• [Data extracted from a collection]
········

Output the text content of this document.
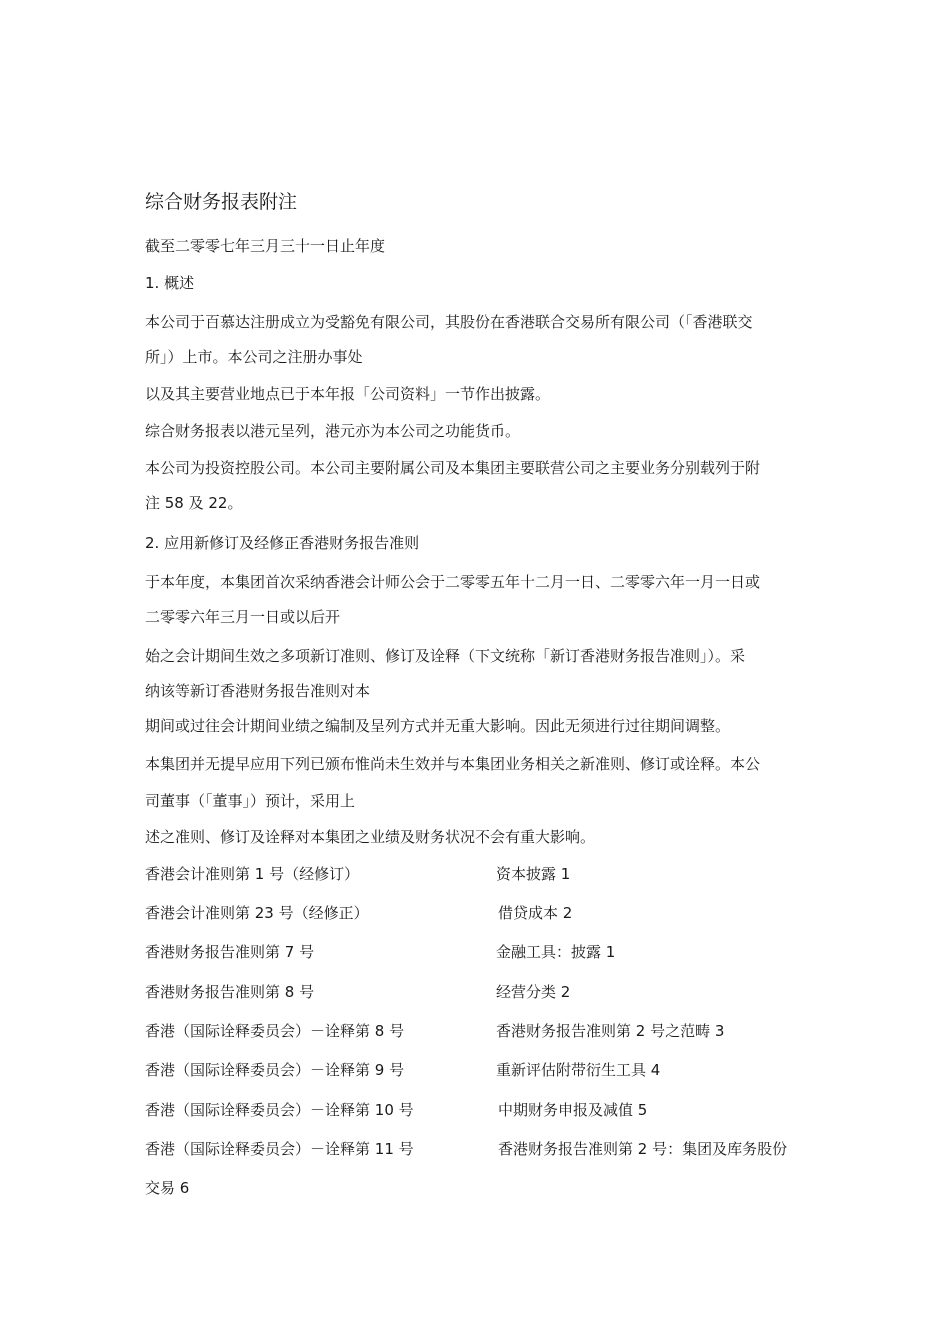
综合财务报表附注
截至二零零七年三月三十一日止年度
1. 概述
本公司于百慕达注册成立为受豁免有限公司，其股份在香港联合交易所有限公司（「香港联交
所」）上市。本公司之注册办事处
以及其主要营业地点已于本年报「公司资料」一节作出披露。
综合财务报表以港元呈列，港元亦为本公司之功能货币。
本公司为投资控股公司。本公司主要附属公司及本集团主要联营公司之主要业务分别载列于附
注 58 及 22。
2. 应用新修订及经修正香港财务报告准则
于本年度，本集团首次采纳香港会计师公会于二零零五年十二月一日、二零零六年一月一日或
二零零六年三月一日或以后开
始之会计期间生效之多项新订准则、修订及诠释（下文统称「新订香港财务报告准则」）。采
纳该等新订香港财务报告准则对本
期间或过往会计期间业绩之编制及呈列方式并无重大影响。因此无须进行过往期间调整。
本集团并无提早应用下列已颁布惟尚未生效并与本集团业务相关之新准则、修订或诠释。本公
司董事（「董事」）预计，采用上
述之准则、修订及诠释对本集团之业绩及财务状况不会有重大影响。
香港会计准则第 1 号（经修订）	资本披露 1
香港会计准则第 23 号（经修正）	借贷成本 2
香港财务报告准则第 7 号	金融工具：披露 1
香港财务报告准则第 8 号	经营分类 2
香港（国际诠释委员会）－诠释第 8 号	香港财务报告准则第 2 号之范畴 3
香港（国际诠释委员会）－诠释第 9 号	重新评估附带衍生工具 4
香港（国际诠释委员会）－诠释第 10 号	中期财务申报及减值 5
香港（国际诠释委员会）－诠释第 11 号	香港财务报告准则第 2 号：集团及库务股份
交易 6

········

• [AIM]
Retype all the records shown above, character for character. Omit every picture.

• [COMPLETE RESPONSE]
Output the text content of this document.
综合财务报表附注
截至二零零七年三月三十一日止年度
1. 概述
本公司于百慕达注册成立为受豁免有限公司，其股份在香港联合交易所有限公司（「香港联交
所」）上市。本公司之注册办事处
以及其主要营业地点已于本年报「公司资料」一节作出披露。
综合财务报表以港元呈列，港元亦为本公司之功能货币。
本公司为投资控股公司。本公司主要附属公司及本集团主要联营公司之主要业务分别载列于附
注 58 及 22。
2. 应用新修订及经修正香港财务报告准则
于本年度，本集团首次采纳香港会计师公会于二零零五年十二月一日、二零零六年一月一日或
二零零六年三月一日或以后开
始之会计期间生效之多项新订准则、修订及诠释（下文统称「新订香港财务报告准则」）。采
纳该等新订香港财务报告准则对本
期间或过往会计期间业绩之编制及呈列方式并无重大影响。因此无须进行过往期间调整。
本集团并无提早应用下列已颁布惟尚未生效并与本集团业务相关之新准则、修订或诠释。本公
司董事（「董事」）预计，采用上
述之准则、修订及诠释对本集团之业绩及财务状况不会有重大影响。
香港会计准则第 1 号（经修订）	资本披露 1
香港会计准则第 23 号（经修正）	借贷成本 2
香港财务报告准则第 7 号	金融工具：披露 1
香港财务报告准则第 8 号	经营分类 2
香港（国际诠释委员会）－诠释第 8 号	香港财务报告准则第 2 号之范畴 3
香港（国际诠释委员会）－诠释第 9 号	重新评估附带衍生工具 4
香港（国际诠释委员会）－诠释第 10 号	中期财务申报及减值 5
香港（国际诠释委员会）－诠释第 11 号	香港财务报告准则第 2 号：集团及库务股份
交易 6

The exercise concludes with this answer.